- Objective
Please list all lines of the material below in which the string "name" occurs.

- Excerpts from a figure dataset

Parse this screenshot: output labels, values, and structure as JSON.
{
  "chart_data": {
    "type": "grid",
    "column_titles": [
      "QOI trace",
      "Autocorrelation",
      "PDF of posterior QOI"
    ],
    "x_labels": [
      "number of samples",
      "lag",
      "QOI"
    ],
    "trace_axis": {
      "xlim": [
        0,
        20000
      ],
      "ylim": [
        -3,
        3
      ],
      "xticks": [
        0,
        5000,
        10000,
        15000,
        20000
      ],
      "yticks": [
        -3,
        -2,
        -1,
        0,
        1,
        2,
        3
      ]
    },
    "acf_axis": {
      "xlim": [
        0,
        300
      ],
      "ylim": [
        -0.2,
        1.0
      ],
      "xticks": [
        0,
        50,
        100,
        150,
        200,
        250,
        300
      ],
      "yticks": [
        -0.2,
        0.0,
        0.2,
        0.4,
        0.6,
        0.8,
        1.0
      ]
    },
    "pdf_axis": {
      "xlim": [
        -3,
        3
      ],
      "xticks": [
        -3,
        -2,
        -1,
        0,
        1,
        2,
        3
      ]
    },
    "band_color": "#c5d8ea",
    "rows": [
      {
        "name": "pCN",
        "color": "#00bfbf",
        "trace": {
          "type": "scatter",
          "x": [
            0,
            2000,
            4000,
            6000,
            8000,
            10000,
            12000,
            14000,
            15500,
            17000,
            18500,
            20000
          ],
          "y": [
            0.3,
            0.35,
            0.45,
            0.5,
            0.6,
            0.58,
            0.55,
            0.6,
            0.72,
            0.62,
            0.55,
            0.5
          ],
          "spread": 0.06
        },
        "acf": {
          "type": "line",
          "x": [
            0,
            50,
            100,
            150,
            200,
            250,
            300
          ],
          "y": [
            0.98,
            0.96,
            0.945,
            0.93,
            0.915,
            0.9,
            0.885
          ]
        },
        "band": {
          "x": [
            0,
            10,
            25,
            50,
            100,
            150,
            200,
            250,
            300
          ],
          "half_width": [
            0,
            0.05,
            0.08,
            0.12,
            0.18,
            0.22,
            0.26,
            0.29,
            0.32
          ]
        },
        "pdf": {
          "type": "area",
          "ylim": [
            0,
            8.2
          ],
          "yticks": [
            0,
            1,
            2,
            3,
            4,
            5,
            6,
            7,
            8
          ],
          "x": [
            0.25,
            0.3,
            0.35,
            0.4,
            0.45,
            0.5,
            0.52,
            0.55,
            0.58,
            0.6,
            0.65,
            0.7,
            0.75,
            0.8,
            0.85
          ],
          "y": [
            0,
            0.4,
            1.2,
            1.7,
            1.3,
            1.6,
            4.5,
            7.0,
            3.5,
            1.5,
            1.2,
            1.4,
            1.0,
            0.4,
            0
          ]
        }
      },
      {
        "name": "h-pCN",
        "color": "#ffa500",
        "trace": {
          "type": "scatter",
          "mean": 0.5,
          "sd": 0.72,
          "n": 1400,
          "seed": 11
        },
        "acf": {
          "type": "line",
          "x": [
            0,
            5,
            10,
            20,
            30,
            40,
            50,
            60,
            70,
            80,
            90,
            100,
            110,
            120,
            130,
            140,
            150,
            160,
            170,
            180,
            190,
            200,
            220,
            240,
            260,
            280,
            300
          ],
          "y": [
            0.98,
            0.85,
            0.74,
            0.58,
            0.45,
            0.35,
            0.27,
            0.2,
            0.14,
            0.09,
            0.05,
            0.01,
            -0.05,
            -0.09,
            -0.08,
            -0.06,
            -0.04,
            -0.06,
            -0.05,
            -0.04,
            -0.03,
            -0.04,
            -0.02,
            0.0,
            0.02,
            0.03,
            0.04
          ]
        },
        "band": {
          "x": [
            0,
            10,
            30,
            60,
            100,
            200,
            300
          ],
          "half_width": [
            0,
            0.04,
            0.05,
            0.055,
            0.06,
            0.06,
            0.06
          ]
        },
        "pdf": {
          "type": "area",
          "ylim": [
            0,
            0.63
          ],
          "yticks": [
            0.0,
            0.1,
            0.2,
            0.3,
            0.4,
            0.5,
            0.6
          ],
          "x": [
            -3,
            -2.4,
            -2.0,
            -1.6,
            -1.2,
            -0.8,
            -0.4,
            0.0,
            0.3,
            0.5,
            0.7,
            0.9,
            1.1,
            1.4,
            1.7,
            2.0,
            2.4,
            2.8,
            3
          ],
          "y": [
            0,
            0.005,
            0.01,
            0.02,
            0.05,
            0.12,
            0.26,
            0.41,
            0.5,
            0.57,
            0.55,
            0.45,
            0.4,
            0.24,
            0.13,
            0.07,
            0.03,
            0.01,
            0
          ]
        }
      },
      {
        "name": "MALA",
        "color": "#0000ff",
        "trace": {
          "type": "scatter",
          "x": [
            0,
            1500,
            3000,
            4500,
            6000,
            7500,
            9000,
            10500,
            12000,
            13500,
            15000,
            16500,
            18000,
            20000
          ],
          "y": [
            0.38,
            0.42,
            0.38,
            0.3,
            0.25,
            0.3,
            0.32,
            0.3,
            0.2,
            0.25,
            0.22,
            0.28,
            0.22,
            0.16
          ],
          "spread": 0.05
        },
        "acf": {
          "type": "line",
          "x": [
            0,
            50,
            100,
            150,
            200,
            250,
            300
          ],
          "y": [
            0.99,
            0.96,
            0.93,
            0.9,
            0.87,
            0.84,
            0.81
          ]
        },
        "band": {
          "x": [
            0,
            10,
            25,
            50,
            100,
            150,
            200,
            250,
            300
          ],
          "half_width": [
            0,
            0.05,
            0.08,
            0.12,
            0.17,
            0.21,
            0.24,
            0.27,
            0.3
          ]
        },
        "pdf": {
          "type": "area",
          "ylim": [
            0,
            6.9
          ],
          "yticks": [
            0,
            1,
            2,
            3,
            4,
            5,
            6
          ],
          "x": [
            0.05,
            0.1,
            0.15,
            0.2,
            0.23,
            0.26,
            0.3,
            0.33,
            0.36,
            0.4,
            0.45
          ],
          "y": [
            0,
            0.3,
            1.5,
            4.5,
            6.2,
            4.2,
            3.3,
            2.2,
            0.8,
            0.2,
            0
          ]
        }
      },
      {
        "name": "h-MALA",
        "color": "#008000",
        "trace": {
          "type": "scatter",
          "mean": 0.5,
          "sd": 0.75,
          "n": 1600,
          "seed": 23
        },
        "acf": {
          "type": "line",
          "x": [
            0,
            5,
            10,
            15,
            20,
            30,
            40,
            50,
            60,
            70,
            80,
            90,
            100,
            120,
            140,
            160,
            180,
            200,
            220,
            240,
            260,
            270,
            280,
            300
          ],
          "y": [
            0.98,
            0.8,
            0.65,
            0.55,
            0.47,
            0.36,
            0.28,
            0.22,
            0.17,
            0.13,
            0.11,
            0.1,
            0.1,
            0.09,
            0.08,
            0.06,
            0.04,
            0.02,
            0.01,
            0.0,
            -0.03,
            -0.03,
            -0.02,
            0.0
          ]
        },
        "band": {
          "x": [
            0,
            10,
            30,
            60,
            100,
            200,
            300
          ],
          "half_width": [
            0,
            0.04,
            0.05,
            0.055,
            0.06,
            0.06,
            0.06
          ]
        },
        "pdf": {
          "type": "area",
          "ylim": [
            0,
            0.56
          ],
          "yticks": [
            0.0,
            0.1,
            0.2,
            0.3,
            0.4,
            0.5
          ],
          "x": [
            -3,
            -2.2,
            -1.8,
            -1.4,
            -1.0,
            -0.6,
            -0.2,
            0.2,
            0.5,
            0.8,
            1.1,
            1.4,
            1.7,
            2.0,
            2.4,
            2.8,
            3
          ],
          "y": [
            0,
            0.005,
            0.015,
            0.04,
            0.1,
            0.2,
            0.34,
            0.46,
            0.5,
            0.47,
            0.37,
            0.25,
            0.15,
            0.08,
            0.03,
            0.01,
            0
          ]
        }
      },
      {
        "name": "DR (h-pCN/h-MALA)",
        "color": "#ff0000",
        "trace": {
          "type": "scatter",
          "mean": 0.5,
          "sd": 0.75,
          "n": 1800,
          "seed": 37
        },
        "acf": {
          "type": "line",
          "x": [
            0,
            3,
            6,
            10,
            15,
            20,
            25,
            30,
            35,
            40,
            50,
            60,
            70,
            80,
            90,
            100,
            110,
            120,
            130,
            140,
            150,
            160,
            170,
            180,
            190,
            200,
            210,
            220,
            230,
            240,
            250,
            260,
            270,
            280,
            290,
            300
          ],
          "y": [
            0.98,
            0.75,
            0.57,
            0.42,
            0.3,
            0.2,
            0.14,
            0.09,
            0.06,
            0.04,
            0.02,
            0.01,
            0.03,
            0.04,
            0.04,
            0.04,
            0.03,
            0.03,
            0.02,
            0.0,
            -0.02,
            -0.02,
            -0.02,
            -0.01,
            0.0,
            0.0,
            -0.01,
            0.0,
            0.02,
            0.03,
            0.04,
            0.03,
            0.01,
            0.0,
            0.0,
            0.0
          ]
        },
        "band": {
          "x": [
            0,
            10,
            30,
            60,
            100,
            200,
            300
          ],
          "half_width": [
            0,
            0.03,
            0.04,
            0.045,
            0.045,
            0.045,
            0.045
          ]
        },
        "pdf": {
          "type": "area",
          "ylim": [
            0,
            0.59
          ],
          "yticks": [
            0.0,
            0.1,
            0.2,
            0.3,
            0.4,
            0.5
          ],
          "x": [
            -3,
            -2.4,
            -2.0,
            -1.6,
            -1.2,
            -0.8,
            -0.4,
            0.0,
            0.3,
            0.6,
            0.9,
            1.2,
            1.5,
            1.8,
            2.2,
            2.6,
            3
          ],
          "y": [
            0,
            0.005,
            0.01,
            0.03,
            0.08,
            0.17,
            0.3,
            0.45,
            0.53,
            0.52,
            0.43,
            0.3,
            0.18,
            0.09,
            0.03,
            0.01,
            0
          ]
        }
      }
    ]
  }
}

- Solution for this problem
        "name": "pCN",
        "name": "h-pCN",
        "name": "MALA",
        "name": "h-MALA",
        "name": "DR (h-pCN/h-MALA)",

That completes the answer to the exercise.